Data excerpts
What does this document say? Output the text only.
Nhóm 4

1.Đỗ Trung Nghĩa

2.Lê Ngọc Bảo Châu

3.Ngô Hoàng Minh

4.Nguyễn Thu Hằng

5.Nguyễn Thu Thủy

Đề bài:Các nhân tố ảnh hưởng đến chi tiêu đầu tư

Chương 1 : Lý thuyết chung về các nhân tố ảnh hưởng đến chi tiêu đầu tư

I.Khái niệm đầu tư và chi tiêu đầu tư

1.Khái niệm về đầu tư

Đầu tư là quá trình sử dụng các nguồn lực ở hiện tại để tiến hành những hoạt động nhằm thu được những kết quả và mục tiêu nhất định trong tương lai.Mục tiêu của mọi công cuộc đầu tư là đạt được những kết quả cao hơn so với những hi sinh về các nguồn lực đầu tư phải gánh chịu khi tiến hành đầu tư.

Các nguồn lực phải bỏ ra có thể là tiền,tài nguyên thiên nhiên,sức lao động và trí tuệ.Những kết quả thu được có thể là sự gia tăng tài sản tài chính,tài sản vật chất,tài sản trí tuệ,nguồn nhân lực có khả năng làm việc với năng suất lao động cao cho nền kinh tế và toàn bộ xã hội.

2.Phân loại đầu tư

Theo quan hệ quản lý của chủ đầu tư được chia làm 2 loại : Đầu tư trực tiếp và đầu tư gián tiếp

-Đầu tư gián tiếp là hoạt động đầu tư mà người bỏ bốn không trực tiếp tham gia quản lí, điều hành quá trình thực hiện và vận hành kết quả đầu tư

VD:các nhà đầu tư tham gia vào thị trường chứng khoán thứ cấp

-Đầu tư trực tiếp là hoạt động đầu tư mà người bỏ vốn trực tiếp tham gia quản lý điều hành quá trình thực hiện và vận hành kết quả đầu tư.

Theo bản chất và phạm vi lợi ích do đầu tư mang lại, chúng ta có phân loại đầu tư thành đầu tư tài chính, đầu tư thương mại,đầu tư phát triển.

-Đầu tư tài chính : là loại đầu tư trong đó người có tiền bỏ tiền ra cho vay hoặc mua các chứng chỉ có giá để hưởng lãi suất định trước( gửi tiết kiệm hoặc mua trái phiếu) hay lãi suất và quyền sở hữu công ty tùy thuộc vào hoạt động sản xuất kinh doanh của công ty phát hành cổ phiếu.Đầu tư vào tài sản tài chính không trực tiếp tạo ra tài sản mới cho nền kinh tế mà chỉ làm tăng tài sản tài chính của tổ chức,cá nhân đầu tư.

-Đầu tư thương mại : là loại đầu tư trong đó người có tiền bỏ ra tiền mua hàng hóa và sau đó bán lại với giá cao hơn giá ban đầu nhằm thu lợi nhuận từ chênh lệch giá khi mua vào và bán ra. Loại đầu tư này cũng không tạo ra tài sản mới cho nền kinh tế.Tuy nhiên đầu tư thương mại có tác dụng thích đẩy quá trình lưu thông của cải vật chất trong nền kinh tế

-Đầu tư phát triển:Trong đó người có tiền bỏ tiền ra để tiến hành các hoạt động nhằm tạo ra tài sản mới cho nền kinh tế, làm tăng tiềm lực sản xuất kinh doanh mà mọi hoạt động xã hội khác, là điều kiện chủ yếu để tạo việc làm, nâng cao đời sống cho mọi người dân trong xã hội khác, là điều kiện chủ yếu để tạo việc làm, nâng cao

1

#### GIVEN TASK:
From the listing, copy each line containing the word "chất".

#### RESULT BELOW:
Các nguồn lực phải bỏ ra có thể là tiền,tài nguyên thiên nhiên,sức lao động và trí tuệ.Những kết quả thu được có thể là sự gia tăng tài sản tài chính,tài sản vật chất,tài sản trí tuệ,nguồn nhân lực có khả năng làm việc với năng suất lao động cao cho nền kinh tế và toàn bộ xã hội.
Theo bản chất và phạm vi lợi ích do đầu tư mang lại, chúng ta có phân loại đầu tư thành đầu tư tài chính, đầu tư thương mại,đầu tư phát triển.
-Đầu tư thương mại : là loại đầu tư trong đó người có tiền bỏ ra tiền mua hàng hóa và sau đó bán lại với giá cao hơn giá ban đầu nhằm thu lợi nhuận từ chênh lệch giá khi mua vào và bán ra. Loại đầu tư này cũng không tạo ra tài sản mới cho nền kinh tế.Tuy nhiên đầu tư thương mại có tác dụng thích đẩy quá trình lưu thông của cải vật chất trong nền kinh tế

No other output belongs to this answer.